• **Items**:
'''
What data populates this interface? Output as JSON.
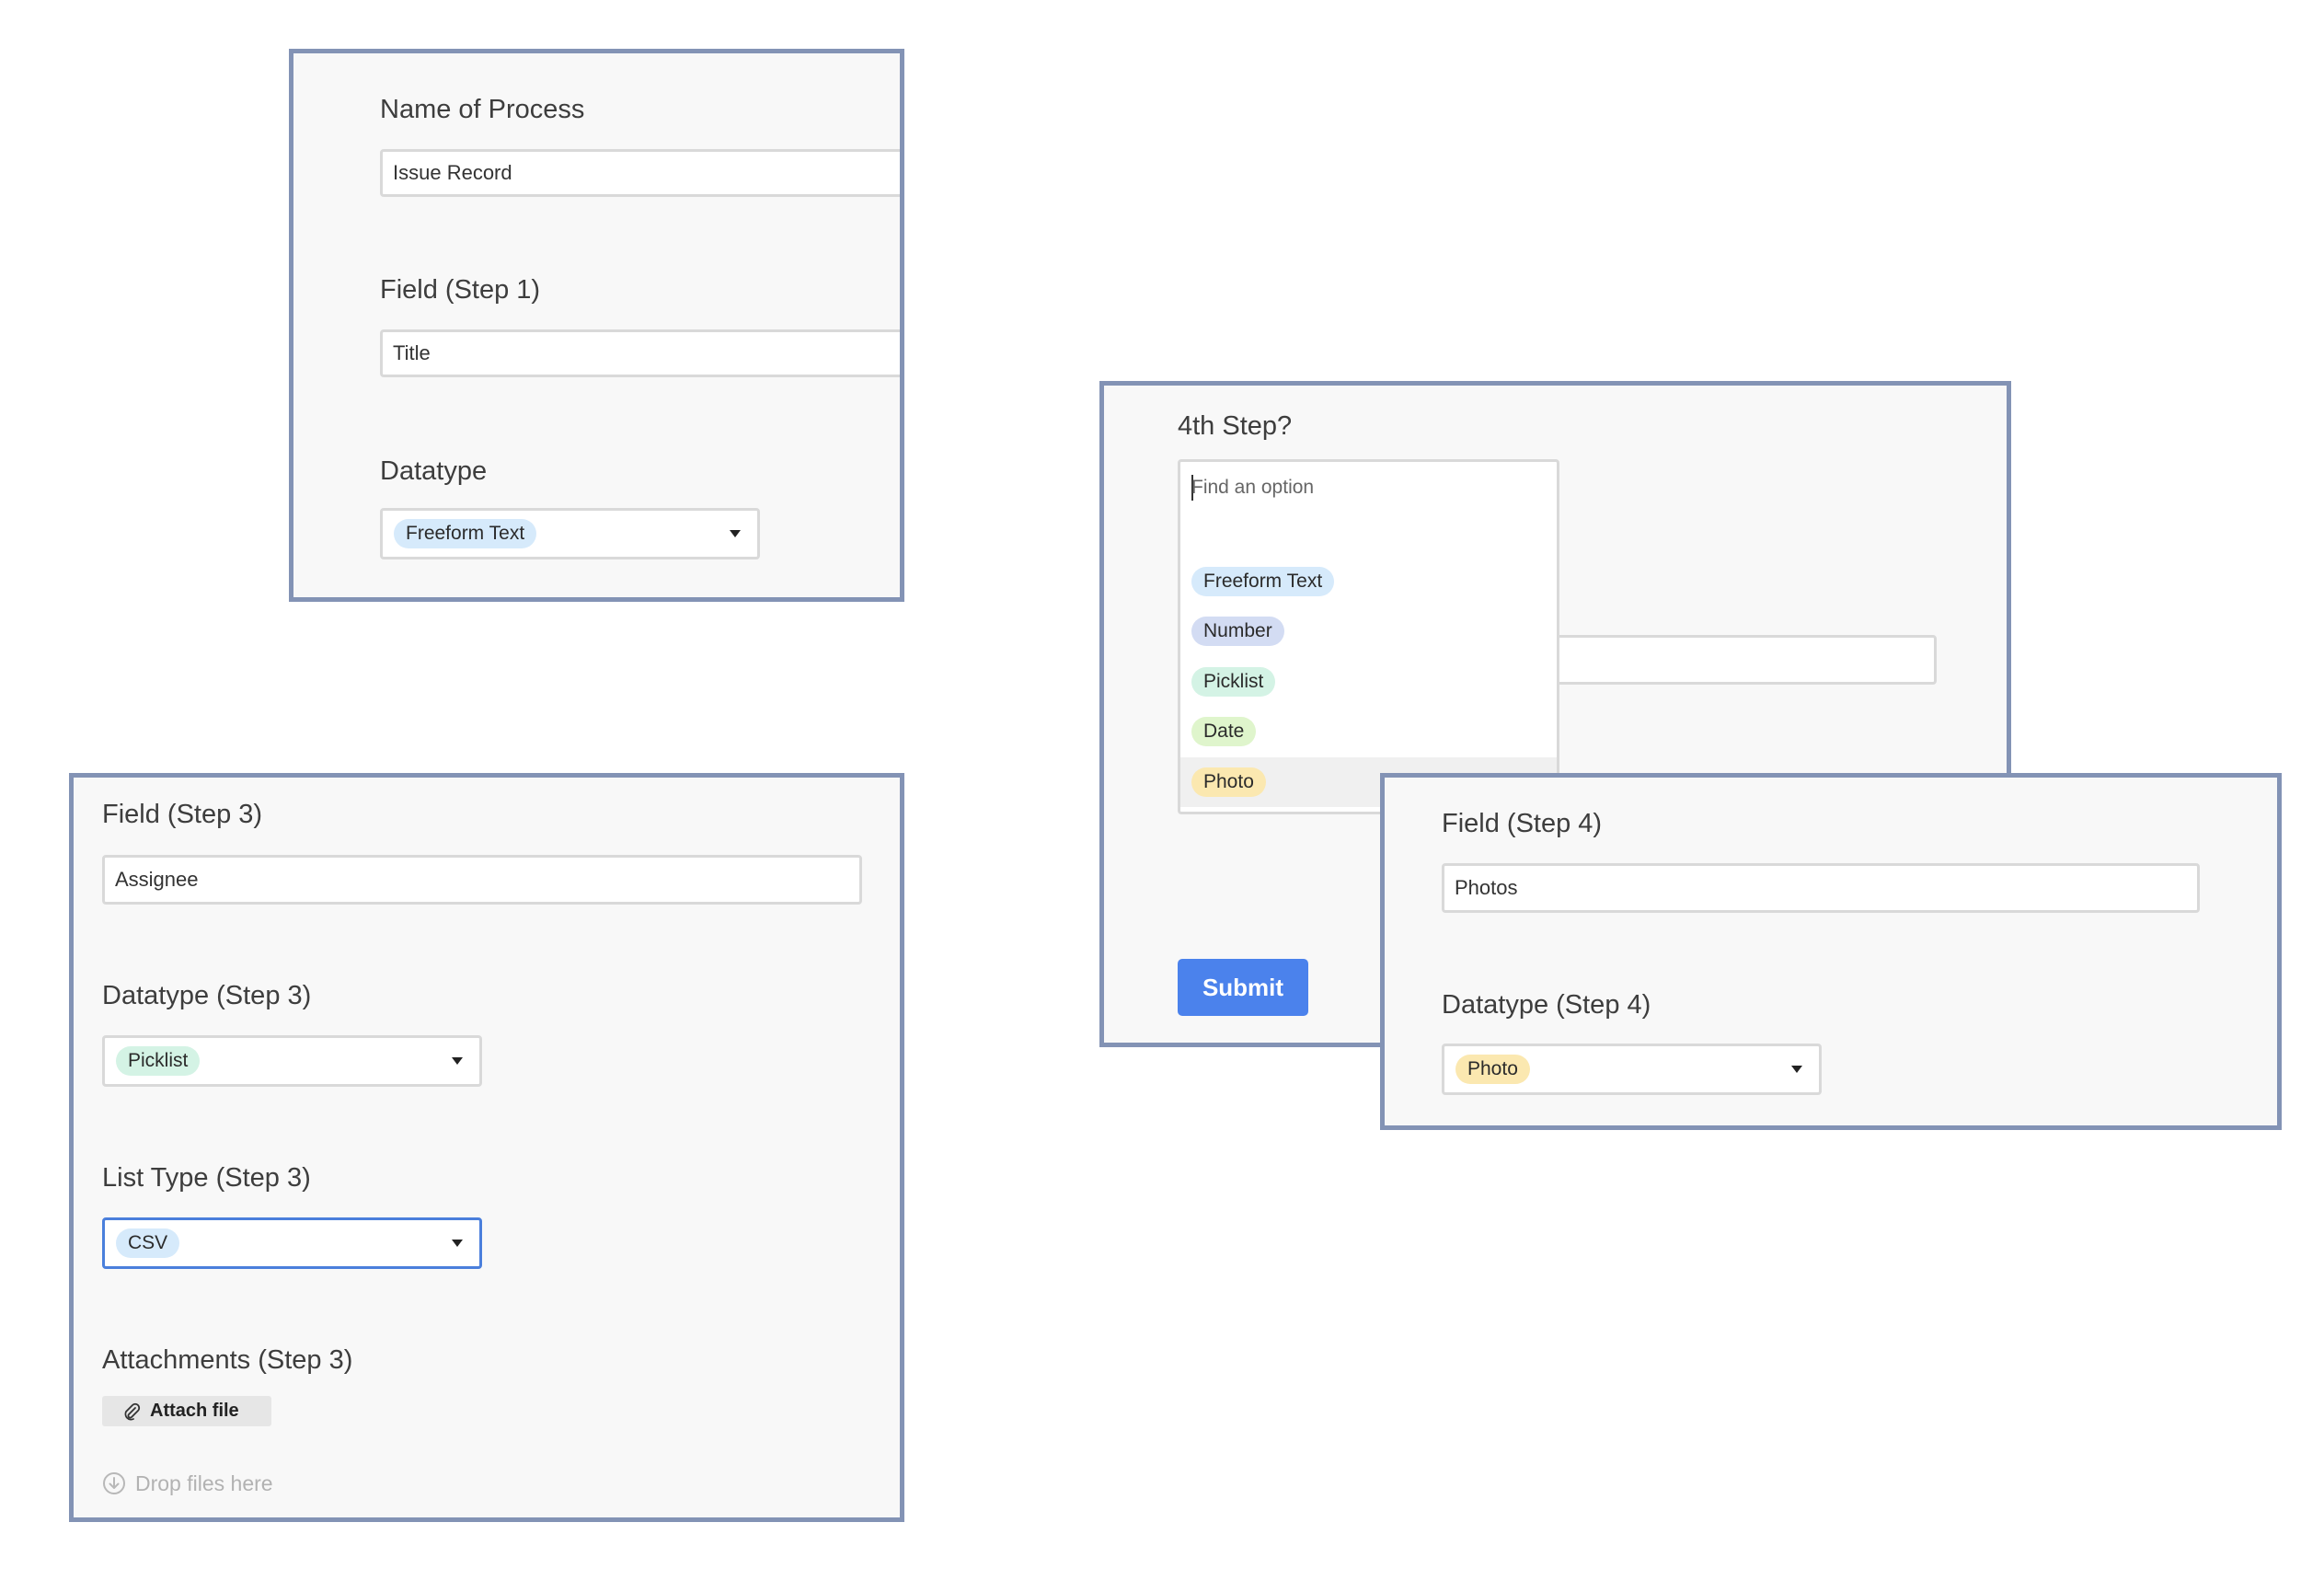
{
  "colors": {
    "panel_border": "#8393b5",
    "panel_background": "#f8f8f8",
    "submit_button": "#4b82ec",
    "focus_border": "#4a7fdc",
    "pill_freeform_text": "#d6eafb",
    "pill_number": "#d3dcf3",
    "pill_picklist": "#d4f3e5",
    "pill_date": "#dff5cc",
    "pill_photo": "#fbe8b0"
  },
  "panel_step1": {
    "process_name_label": "Name of Process",
    "process_name_value": "Issue Record",
    "field_label": "Field (Step 1)",
    "field_value": "Title",
    "datatype_label": "Datatype",
    "datatype_value": "Freeform Text"
  },
  "panel_step3": {
    "field_label": "Field (Step 3)",
    "field_value": "Assignee",
    "datatype_label": "Datatype (Step 3)",
    "datatype_value": "Picklist",
    "list_type_label": "List Type (Step 3)",
    "list_type_value": "CSV",
    "attachments_label": "Attachments (Step 3)",
    "attach_button_label": "Attach file",
    "drop_zone_text": "Drop files here"
  },
  "panel_4th_step": {
    "question_label": "4th Step?",
    "search_placeholder": "Find an option",
    "options": [
      {
        "label": "Freeform Text",
        "color": "#d6eafb"
      },
      {
        "label": "Number",
        "color": "#d3dcf3"
      },
      {
        "label": "Picklist",
        "color": "#d4f3e5"
      },
      {
        "label": "Date",
        "color": "#dff5cc"
      },
      {
        "label": "Photo",
        "color": "#fbe8b0"
      }
    ],
    "submit_label": "Submit"
  },
  "panel_step4": {
    "field_label": "Field (Step 4)",
    "field_value": "Photos",
    "datatype_label": "Datatype (Step 4)",
    "datatype_value": "Photo"
  },
  "icons": {
    "caret": "caret-down-icon",
    "paperclip": "paperclip-icon",
    "download": "download-icon"
  }
}
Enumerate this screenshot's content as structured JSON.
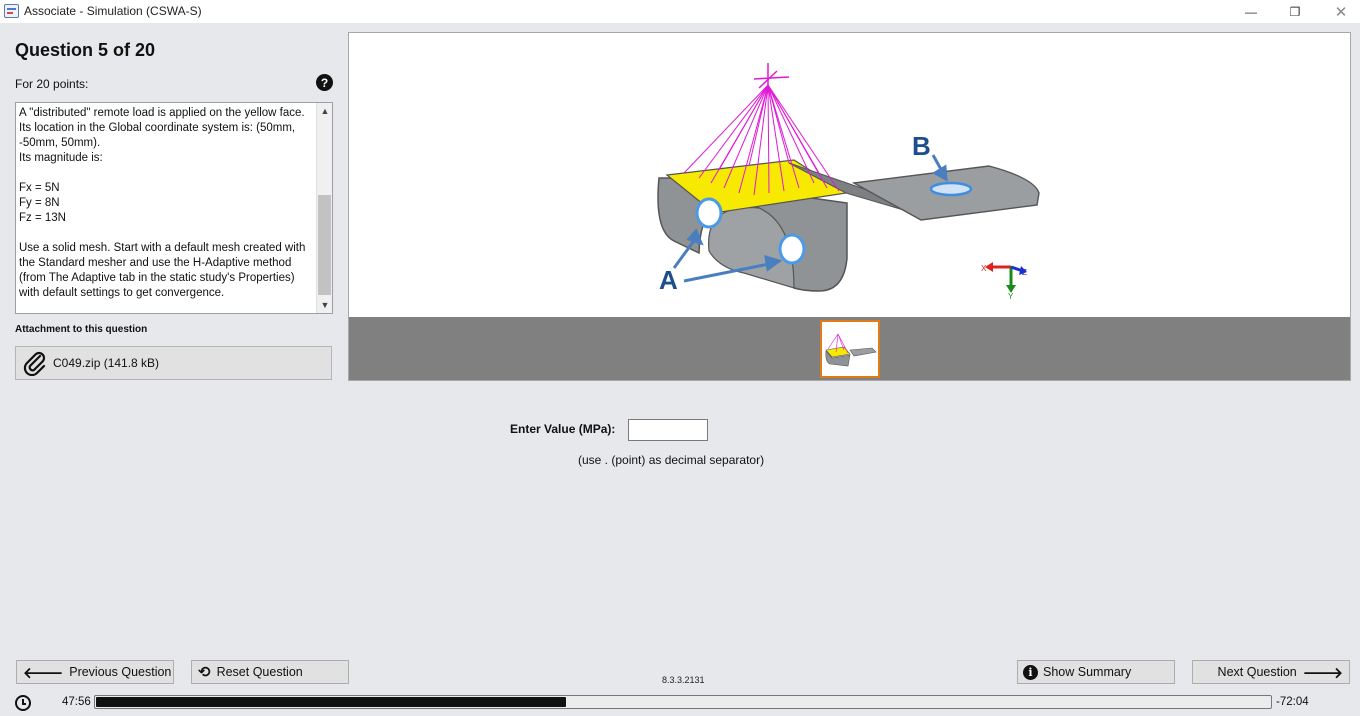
{
  "window": {
    "title": "Associate - Simulation (CSWA-S)",
    "minimize": "—",
    "maximize": "❐",
    "close": "✕"
  },
  "question": {
    "title": "Question 5 of 20",
    "points": "For 20 points:",
    "help": "?",
    "text": "A \"distributed\" remote load is applied on the yellow face. Its location in the Global coordinate system is: (50mm, -50mm, 50mm).\nIts magnitude is:\n\nFx = 5N\nFy = 8N\nFz = 13N\n\nUse a solid mesh. Start with a default mesh created with the Standard mesher and use the H-Adaptive method (from The Adaptive tab in the static study's Properties) with default settings to get convergence."
  },
  "attachment": {
    "label": "Attachment to this question",
    "file": "C049.zip (141.8 kB)"
  },
  "viewer": {
    "label_a": "A",
    "label_b": "B",
    "axis_x": "X",
    "axis_y": "Y",
    "axis_z": "Z",
    "icons": [
      "zoom-out-icon",
      "fit-icon",
      "zoom-in-icon"
    ]
  },
  "answer": {
    "label": "Enter Value (MPa):",
    "value": "",
    "hint": "(use . (point) as decimal separator)"
  },
  "nav": {
    "previous": "Previous Question",
    "reset": "Reset Question",
    "summary": "Show Summary",
    "next": "Next Question",
    "version": "8.3.3.2131"
  },
  "timer": {
    "elapsed": "47:56",
    "remaining": "-72:04",
    "progress_fraction": 0.4
  }
}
'''
• **Exercise instructions**: All the records need to be repeated exactly, with the images dropped.

• **The answer**:
What data populates this interface? Output as JSON.
{
  "colors": {
    "panel_border": "#8393b5",
    "panel_background": "#f8f8f8",
    "submit_button": "#4b82ec",
    "focus_border": "#4a7fdc",
    "pill_freeform_text": "#d6eafb",
    "pill_number": "#d3dcf3",
    "pill_picklist": "#d4f3e5",
    "pill_date": "#dff5cc",
    "pill_photo": "#fbe8b0"
  },
  "panel_step1": {
    "process_name_label": "Name of Process",
    "process_name_value": "Issue Record",
    "field_label": "Field (Step 1)",
    "field_value": "Title",
    "datatype_label": "Datatype",
    "datatype_value": "Freeform Text"
  },
  "panel_step3": {
    "field_label": "Field (Step 3)",
    "field_value": "Assignee",
    "datatype_label": "Datatype (Step 3)",
    "datatype_value": "Picklist",
    "list_type_label": "List Type (Step 3)",
    "list_type_value": "CSV",
    "attachments_label": "Attachments (Step 3)",
    "attach_button_label": "Attach file",
    "drop_zone_text": "Drop files here"
  },
  "panel_4th_step": {
    "question_label": "4th Step?",
    "search_placeholder": "Find an option",
    "options": [
      {
        "label": "Freeform Text",
        "color": "#d6eafb"
      },
      {
        "label": "Number",
        "color": "#d3dcf3"
      },
      {
        "label": "Picklist",
        "color": "#d4f3e5"
      },
      {
        "label": "Date",
        "color": "#dff5cc"
      },
      {
        "label": "Photo",
        "color": "#fbe8b0"
      }
    ],
    "submit_label": "Submit"
  },
  "panel_step4": {
    "field_label": "Field (Step 4)",
    "field_value": "Photos",
    "datatype_label": "Datatype (Step 4)",
    "datatype_value": "Photo"
  },
  "icons": {
    "caret": "caret-down-icon",
    "paperclip": "paperclip-icon",
    "download": "download-icon"
  }
}
Enumerate this screenshot's content as structured JSON.
{
  "window": {
    "title": "Associate - Simulation (CSWA-S)",
    "minimize": "—",
    "maximize": "❐",
    "close": "✕"
  },
  "question": {
    "title": "Question 5 of 20",
    "points": "For 20 points:",
    "help": "?",
    "text": "A \"distributed\" remote load is applied on the yellow face. Its location in the Global coordinate system is: (50mm, -50mm, 50mm).\nIts magnitude is:\n\nFx = 5N\nFy = 8N\nFz = 13N\n\nUse a solid mesh. Start with a default mesh created with the Standard mesher and use the H-Adaptive method (from The Adaptive tab in the static study's Properties) with default settings to get convergence."
  },
  "attachment": {
    "label": "Attachment to this question",
    "file": "C049.zip (141.8 kB)"
  },
  "viewer": {
    "label_a": "A",
    "label_b": "B",
    "axis_x": "X",
    "axis_y": "Y",
    "axis_z": "Z",
    "icons": [
      "zoom-out-icon",
      "fit-icon",
      "zoom-in-icon"
    ]
  },
  "answer": {
    "label": "Enter Value (MPa):",
    "value": "",
    "hint": "(use . (point) as decimal separator)"
  },
  "nav": {
    "previous": "Previous Question",
    "reset": "Reset Question",
    "summary": "Show Summary",
    "next": "Next Question",
    "version": "8.3.3.2131"
  },
  "timer": {
    "elapsed": "47:56",
    "remaining": "-72:04",
    "progress_fraction": 0.4
  }
}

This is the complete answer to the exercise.